● EXERCISE OBJECTIVE
In your copy, reproduce the entries exactly as they are, minus the images.

Begin MATERIAL PROVIDED

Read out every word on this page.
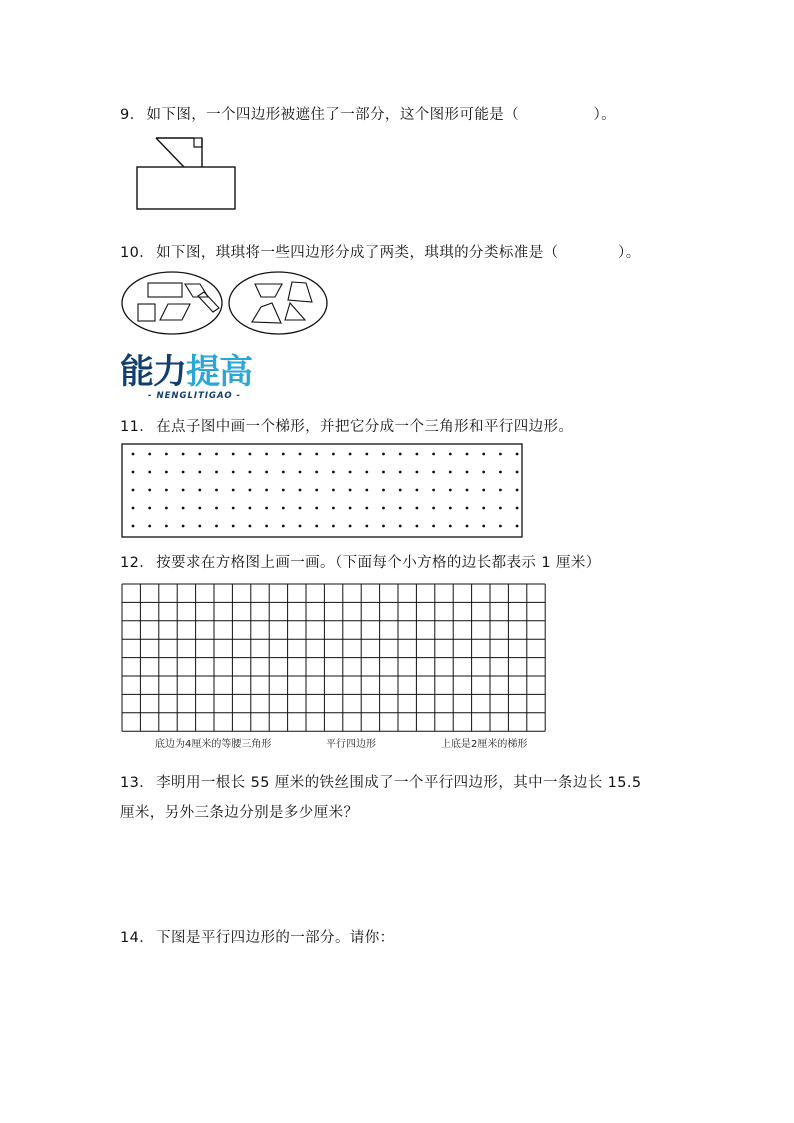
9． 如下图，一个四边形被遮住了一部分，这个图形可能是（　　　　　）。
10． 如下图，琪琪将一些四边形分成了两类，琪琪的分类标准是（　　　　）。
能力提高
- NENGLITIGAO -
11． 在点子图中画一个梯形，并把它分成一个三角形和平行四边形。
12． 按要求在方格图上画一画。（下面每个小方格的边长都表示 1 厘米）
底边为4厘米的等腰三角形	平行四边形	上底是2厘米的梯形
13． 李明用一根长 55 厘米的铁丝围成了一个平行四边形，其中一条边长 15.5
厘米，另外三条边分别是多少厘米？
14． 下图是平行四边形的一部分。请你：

End MATERIAL PROVIDED

● RESULT OF THE EXERCISE
Read out every word on this page.
9． 如下图，一个四边形被遮住了一部分，这个图形可能是（　　　　　）。
10． 如下图，琪琪将一些四边形分成了两类，琪琪的分类标准是（　　　　）。
能力提高
- NENGLITIGAO -
11． 在点子图中画一个梯形，并把它分成一个三角形和平行四边形。
12． 按要求在方格图上画一画。（下面每个小方格的边长都表示 1 厘米）
底边为4厘米的等腰三角形	平行四边形	上底是2厘米的梯形
13． 李明用一根长 55 厘米的铁丝围成了一个平行四边形，其中一条边长 15.5
厘米，另外三条边分别是多少厘米？
14． 下图是平行四边形的一部分。请你：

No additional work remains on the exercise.